*Task to carry out:*
Would you transcribe each of the entries exactly, with nothing added or dropped?

Records drawn from a dataset
####

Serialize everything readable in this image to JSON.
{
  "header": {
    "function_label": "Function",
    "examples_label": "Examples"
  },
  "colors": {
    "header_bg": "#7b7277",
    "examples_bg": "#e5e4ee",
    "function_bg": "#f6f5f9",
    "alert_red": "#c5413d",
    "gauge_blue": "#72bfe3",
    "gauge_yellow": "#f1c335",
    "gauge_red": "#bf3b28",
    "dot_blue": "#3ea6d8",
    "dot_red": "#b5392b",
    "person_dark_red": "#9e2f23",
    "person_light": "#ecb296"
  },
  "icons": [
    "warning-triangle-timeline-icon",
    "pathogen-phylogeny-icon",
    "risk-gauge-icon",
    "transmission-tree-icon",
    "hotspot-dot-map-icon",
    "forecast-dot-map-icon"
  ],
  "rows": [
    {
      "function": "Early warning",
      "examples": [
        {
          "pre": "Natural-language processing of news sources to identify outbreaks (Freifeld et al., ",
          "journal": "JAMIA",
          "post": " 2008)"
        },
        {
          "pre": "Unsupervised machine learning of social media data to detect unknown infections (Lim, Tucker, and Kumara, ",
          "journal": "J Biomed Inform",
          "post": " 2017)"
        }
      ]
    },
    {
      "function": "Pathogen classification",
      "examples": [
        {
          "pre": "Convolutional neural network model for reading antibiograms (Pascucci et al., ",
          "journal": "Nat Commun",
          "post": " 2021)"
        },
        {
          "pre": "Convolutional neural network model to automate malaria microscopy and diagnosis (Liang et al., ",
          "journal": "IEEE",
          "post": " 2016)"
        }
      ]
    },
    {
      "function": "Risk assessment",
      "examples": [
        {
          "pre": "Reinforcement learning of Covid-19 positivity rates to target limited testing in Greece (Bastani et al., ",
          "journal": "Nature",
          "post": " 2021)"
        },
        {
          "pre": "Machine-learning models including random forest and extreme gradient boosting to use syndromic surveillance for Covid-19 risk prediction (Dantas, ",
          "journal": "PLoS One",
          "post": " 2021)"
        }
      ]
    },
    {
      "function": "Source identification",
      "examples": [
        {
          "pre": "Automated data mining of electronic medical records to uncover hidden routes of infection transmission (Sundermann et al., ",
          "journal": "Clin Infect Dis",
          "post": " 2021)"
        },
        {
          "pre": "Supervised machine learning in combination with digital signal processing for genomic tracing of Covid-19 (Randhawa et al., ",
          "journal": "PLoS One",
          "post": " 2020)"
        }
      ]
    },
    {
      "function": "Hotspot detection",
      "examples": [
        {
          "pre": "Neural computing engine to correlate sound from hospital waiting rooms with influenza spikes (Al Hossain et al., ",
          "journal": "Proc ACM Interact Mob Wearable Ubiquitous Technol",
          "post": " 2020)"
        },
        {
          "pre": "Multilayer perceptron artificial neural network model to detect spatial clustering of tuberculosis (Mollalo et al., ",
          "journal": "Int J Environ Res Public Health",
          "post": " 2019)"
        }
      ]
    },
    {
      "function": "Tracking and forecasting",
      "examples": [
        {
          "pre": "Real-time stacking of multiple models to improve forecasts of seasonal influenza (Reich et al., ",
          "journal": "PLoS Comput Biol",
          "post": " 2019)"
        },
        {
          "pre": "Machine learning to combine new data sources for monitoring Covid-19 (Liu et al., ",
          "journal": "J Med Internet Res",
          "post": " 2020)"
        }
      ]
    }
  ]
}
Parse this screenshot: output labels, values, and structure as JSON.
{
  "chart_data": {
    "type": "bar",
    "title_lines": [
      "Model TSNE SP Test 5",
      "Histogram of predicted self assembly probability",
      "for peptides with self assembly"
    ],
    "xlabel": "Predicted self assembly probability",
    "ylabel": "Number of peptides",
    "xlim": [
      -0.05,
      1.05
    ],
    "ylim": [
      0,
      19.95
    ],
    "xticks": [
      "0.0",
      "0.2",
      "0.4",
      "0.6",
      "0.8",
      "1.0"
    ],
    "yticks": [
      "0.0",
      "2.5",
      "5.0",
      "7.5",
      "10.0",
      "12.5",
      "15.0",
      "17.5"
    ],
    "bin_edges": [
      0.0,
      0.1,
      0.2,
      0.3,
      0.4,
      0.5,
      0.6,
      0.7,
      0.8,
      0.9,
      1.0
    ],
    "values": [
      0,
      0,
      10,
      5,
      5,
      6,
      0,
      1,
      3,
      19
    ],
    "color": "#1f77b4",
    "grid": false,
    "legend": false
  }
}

####

*Exercise result:*
Serialize everything readable in this image to JSON.
{
  "header": {
    "function_label": "Function",
    "examples_label": "Examples"
  },
  "colors": {
    "header_bg": "#7b7277",
    "examples_bg": "#e5e4ee",
    "function_bg": "#f6f5f9",
    "alert_red": "#c5413d",
    "gauge_blue": "#72bfe3",
    "gauge_yellow": "#f1c335",
    "gauge_red": "#bf3b28",
    "dot_blue": "#3ea6d8",
    "dot_red": "#b5392b",
    "person_dark_red": "#9e2f23",
    "person_light": "#ecb296"
  },
  "icons": [
    "warning-triangle-timeline-icon",
    "pathogen-phylogeny-icon",
    "risk-gauge-icon",
    "transmission-tree-icon",
    "hotspot-dot-map-icon",
    "forecast-dot-map-icon"
  ],
  "rows": [
    {
      "function": "Early warning",
      "examples": [
        {
          "pre": "Natural-language processing of news sources to identify outbreaks (Freifeld et al., ",
          "journal": "JAMIA",
          "post": " 2008)"
        },
        {
          "pre": "Unsupervised machine learning of social media data to detect unknown infections (Lim, Tucker, and Kumara, ",
          "journal": "J Biomed Inform",
          "post": " 2017)"
        }
      ]
    },
    {
      "function": "Pathogen classification",
      "examples": [
        {
          "pre": "Convolutional neural network model for reading antibiograms (Pascucci et al., ",
          "journal": "Nat Commun",
          "post": " 2021)"
        },
        {
          "pre": "Convolutional neural network model to automate malaria microscopy and diagnosis (Liang et al., ",
          "journal": "IEEE",
          "post": " 2016)"
        }
      ]
    },
    {
      "function": "Risk assessment",
      "examples": [
        {
          "pre": "Reinforcement learning of Covid-19 positivity rates to target limited testing in Greece (Bastani et al., ",
          "journal": "Nature",
          "post": " 2021)"
        },
        {
          "pre": "Machine-learning models including random forest and extreme gradient boosting to use syndromic surveillance for Covid-19 risk prediction (Dantas, ",
          "journal": "PLoS One",
          "post": " 2021)"
        }
      ]
    },
    {
      "function": "Source identification",
      "examples": [
        {
          "pre": "Automated data mining of electronic medical records to uncover hidden routes of infection transmission (Sundermann et al., ",
          "journal": "Clin Infect Dis",
          "post": " 2021)"
        },
        {
          "pre": "Supervised machine learning in combination with digital signal processing for genomic tracing of Covid-19 (Randhawa et al., ",
          "journal": "PLoS One",
          "post": " 2020)"
        }
      ]
    },
    {
      "function": "Hotspot detection",
      "examples": [
        {
          "pre": "Neural computing engine to correlate sound from hospital waiting rooms with influenza spikes (Al Hossain et al., ",
          "journal": "Proc ACM Interact Mob Wearable Ubiquitous Technol",
          "post": " 2020)"
        },
        {
          "pre": "Multilayer perceptron artificial neural network model to detect spatial clustering of tuberculosis (Mollalo et al., ",
          "journal": "Int J Environ Res Public Health",
          "post": " 2019)"
        }
      ]
    },
    {
      "function": "Tracking and forecasting",
      "examples": [
        {
          "pre": "Real-time stacking of multiple models to improve forecasts of seasonal influenza (Reich et al., ",
          "journal": "PLoS Comput Biol",
          "post": " 2019)"
        },
        {
          "pre": "Machine learning to combine new data sources for monitoring Covid-19 (Liu et al., ",
          "journal": "J Med Internet Res",
          "post": " 2020)"
        }
      ]
    }
  ]
}
Parse this screenshot: output labels, values, and structure as JSON.
{
  "chart_data": {
    "type": "bar",
    "title_lines": [
      "Model TSNE SP Test 5",
      "Histogram of predicted self assembly probability",
      "for peptides with self assembly"
    ],
    "xlabel": "Predicted self assembly probability",
    "ylabel": "Number of peptides",
    "xlim": [
      -0.05,
      1.05
    ],
    "ylim": [
      0,
      19.95
    ],
    "xticks": [
      "0.0",
      "0.2",
      "0.4",
      "0.6",
      "0.8",
      "1.0"
    ],
    "yticks": [
      "0.0",
      "2.5",
      "5.0",
      "7.5",
      "10.0",
      "12.5",
      "15.0",
      "17.5"
    ],
    "bin_edges": [
      0.0,
      0.1,
      0.2,
      0.3,
      0.4,
      0.5,
      0.6,
      0.7,
      0.8,
      0.9,
      1.0
    ],
    "values": [
      0,
      0,
      10,
      5,
      5,
      6,
      0,
      1,
      3,
      19
    ],
    "color": "#1f77b4",
    "grid": false,
    "legend": false
  }
}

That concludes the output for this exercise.